In the forum thread below, which costume is Zombie-F reusing for the party, and why?

= TEXT EXCERPT =
====

# Dressing up...



## Anachronism (Apr 22, 2004)

So what is everyone thinking of going as this year?  

~~Bill~~


----------



## Zombie-F (Apr 12, 2004)

I'm pretty boring myself... for our party, I'm recycling the Dracula costume I bought last year (it was expensive, so I need to get my $$ out of it). Then on Halloween, I'll be dressing up the same way I did in my avatar picture.

What is the cemetery man going as?


----------



## Black Cat (Aug 20, 2005)

I bought a gypsy costume this year to wear. Gonna have to find some shoes and accessories to go with it.


----------



## Mollins (Aug 16, 2005)

i am going to be goign as a zombie, in the costume i made 
(well, i still need to add some finishing touch3es to it for a party on friday, which means you will all get photos!)


----------



## SuFiKitten77 (Jul 19, 2005)

I am going to be a zombie kitten this year .. should be interesting to see how that one turns out


----------



## Drakemir (Sep 28, 2005)

Zombie again this year  seems to have the most terror affect on the neighbors


----------



## maxcarnage (Oct 2, 2005)

something similar to my sig....evil clowns rock


----------



## Anachronism (Apr 22, 2004)

Zombie-F said:


> What is the cemetery man going as?


Not sure, it's been a couple years so I was thinking of going as Silent Bob and have my nephew dress like Jay but when I told him the only thing he needs to wear is a blonde wig he brisled, he wants to wear a mask, lol

~~Bill~~


----------



## Dr Morbius (Sep 21, 2004)

going for blood and gore this year..expposed facial bones, torn flesh, LOTS of blood(homemade)..I'm going for shock value.


----------



## shaunathan (Sep 18, 2005)

Shaun of the Dead, see avatar.


----------



## Anachronism (Apr 22, 2004)

Here are my pics from this year, I'm sort of a psychotic Silent Bob


----------



## Sinister (Apr 18, 2004)

From the looks of it, Bob got tired of hearing Jay's inanities and stealing his thunder and decided to do something about it...permanently!


----------



## Anachronism (Apr 22, 2004)

Pretty much  

~~Bill~~


----------

====

= STORED RECORDS =
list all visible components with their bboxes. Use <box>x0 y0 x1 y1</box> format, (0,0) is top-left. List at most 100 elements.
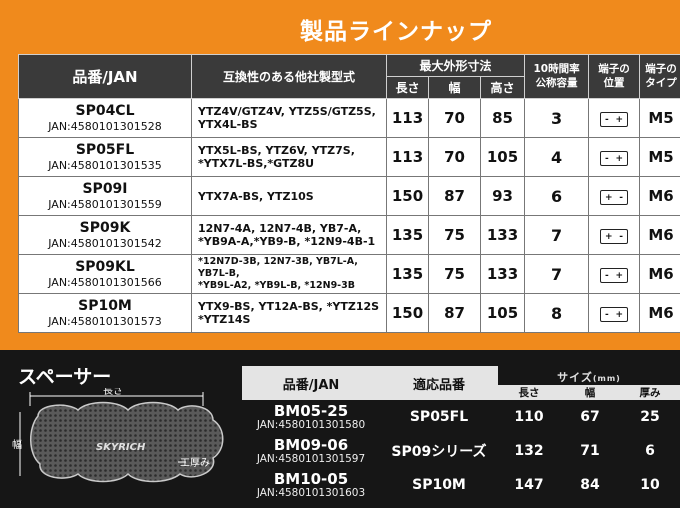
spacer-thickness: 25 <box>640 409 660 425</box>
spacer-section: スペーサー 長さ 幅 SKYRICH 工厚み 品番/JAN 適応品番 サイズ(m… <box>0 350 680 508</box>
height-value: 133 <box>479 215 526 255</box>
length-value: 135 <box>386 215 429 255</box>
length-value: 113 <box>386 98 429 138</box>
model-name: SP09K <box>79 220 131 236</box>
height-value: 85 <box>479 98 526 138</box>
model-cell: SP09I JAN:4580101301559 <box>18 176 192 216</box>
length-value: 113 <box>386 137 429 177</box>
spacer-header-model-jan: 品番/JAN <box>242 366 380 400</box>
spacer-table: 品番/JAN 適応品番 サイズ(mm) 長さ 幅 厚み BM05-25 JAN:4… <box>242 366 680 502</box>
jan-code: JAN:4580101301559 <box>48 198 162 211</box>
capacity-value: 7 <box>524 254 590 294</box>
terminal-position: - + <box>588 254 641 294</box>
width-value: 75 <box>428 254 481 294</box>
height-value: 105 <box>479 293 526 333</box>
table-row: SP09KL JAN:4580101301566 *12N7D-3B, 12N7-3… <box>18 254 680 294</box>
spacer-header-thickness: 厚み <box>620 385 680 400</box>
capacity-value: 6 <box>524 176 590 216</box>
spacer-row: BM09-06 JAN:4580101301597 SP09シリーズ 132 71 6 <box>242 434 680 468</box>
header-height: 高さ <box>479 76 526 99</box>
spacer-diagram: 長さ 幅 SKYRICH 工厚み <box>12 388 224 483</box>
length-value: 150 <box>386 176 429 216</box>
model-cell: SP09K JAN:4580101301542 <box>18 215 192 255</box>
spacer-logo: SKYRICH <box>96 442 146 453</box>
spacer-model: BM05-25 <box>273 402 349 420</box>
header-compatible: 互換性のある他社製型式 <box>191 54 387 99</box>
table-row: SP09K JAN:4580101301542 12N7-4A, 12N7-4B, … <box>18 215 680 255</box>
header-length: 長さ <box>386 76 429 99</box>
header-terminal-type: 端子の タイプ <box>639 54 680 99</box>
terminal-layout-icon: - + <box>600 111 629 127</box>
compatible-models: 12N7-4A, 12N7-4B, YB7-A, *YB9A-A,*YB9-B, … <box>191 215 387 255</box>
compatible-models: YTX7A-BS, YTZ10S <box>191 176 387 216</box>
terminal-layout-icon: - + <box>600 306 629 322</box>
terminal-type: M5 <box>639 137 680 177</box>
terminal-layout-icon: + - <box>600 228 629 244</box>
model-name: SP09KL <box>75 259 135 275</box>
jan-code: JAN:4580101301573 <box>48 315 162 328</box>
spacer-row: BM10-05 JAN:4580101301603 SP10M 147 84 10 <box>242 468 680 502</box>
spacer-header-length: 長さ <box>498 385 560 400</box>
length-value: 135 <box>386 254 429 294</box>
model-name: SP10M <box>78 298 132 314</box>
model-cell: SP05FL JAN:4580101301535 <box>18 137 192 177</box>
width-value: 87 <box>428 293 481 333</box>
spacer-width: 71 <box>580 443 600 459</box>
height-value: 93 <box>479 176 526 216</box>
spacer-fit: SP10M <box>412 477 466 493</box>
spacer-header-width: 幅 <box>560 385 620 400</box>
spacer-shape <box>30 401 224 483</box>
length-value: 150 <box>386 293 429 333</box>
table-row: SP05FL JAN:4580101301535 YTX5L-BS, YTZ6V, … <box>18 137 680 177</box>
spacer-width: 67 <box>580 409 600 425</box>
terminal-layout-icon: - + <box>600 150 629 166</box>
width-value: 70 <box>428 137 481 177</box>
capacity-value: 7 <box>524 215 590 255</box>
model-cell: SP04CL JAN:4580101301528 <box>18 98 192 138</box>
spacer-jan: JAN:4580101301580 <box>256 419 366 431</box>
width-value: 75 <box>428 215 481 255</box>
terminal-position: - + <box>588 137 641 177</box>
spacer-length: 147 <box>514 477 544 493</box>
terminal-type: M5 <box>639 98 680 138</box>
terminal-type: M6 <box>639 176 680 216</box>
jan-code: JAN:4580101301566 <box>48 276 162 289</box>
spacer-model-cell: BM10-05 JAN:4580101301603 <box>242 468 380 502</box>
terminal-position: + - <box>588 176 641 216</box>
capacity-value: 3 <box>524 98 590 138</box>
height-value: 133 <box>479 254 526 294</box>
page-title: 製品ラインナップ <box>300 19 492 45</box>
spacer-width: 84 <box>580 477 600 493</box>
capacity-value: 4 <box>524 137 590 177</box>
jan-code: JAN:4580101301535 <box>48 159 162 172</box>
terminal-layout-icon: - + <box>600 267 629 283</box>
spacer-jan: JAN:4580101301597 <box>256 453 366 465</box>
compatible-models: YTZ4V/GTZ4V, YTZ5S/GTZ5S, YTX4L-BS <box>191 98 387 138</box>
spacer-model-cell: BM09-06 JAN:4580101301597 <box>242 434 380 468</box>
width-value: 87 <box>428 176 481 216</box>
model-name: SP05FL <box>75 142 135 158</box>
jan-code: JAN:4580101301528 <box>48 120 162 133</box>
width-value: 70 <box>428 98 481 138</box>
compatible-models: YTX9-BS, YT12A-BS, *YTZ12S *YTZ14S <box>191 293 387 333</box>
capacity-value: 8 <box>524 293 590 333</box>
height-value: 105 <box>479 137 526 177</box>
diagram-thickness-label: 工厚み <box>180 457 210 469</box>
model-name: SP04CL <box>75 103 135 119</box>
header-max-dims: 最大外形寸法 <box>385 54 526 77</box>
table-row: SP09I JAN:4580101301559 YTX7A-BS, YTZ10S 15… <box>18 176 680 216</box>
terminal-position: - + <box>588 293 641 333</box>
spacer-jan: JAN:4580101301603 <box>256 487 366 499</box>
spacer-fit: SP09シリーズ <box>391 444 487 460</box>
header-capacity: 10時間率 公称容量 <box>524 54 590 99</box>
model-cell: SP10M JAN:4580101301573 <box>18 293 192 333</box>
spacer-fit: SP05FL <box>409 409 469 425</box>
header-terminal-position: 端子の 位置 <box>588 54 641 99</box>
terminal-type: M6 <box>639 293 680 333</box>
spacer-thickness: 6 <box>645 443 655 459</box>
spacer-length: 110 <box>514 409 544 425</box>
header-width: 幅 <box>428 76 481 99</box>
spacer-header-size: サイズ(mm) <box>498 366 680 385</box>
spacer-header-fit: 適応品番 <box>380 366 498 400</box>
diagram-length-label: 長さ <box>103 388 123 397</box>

====

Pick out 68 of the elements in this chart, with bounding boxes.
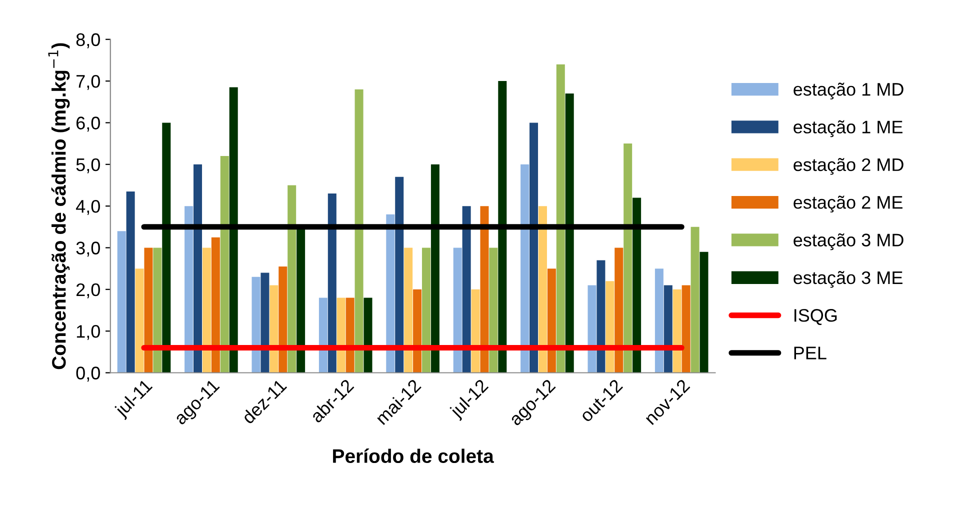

====

= CORRECT RESPONSE =
The Dracula costume bought last year, because it was expensive.